→ **Exercise objective**: Your task is to give the listing below back word for word, pictures excluded.

A run of records:

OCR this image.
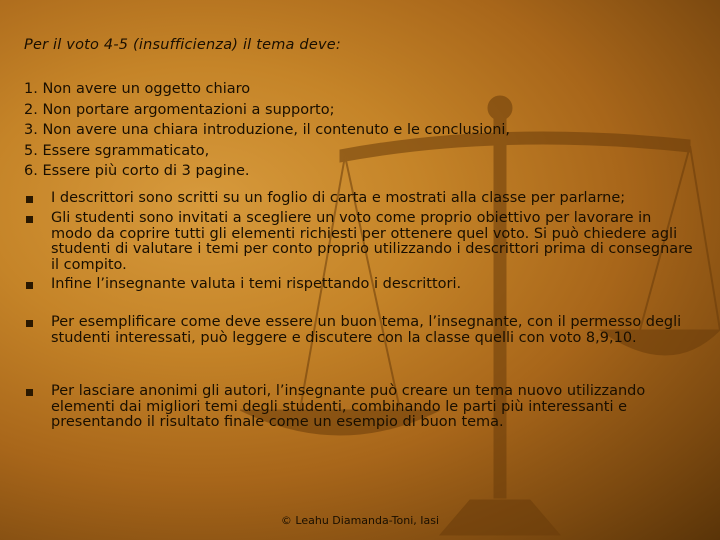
Per il voto 4-5 (insufficienza) il tema deve:
1. Non avere un oggetto chiaro
2. Non portare argomentazioni a supporto;
3. Non avere una chiara introduzione, il contenuto e le conclusioni,
5. Essere sgrammaticato,
6. Essere più corto di 3 pagine.
I descrittori sono scritti su un foglio di carta e mostrati alla classe per parlarne;
Gli studenti sono invitati a scegliere un voto come proprio obiettivo per lavorare in modo da coprire tutti gli elementi richiesti per ottenere quel voto. Si può chiedere agli studenti di valutare i temi per conto proprio utilizzando i descrittori prima di consegnare il compito.
Infine l’insegnante valuta i temi rispettando i descrittori.
Per esemplificare come deve essere un buon tema, l’insegnante, con il permesso degli studenti interessati, può leggere e discutere con la classe quelli con voto 8,9,10.
Per lasciare anonimi gli autori, l’insegnante può creare un tema nuovo utilizzando elementi dai migliori temi degli studenti, combinando le parti più interessanti e presentando il risultato finale come un esempio di buon tema.
© Leahu Diamanda-Toni, Iasi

→ **Right answer**:
OCR this image.
Per il voto 4-5 (insufficienza) il tema deve:
1. Non avere un oggetto chiaro
2. Non portare argomentazioni a supporto;
3. Non avere una chiara introduzione, il contenuto e le conclusioni,
5. Essere sgrammaticato,
6. Essere più corto di 3 pagine.
I descrittori sono scritti su un foglio di carta e mostrati alla classe per parlarne;
Gli studenti sono invitati a scegliere un voto come proprio obiettivo per lavorare in modo da coprire tutti gli elementi richiesti per ottenere quel voto. Si può chiedere agli studenti di valutare i temi per conto proprio utilizzando i descrittori prima di consegnare il compito.
Infine l’insegnante valuta i temi rispettando i descrittori.
Per esemplificare come deve essere un buon tema, l’insegnante, con il permesso degli studenti interessati, può leggere e discutere con la classe quelli con voto 8,9,10.
Per lasciare anonimi gli autori, l’insegnante può creare un tema nuovo utilizzando elementi dai migliori temi degli studenti, combinando le parti più interessanti e presentando il risultato finale come un esempio di buon tema.
© Leahu Diamanda-Toni, Iasi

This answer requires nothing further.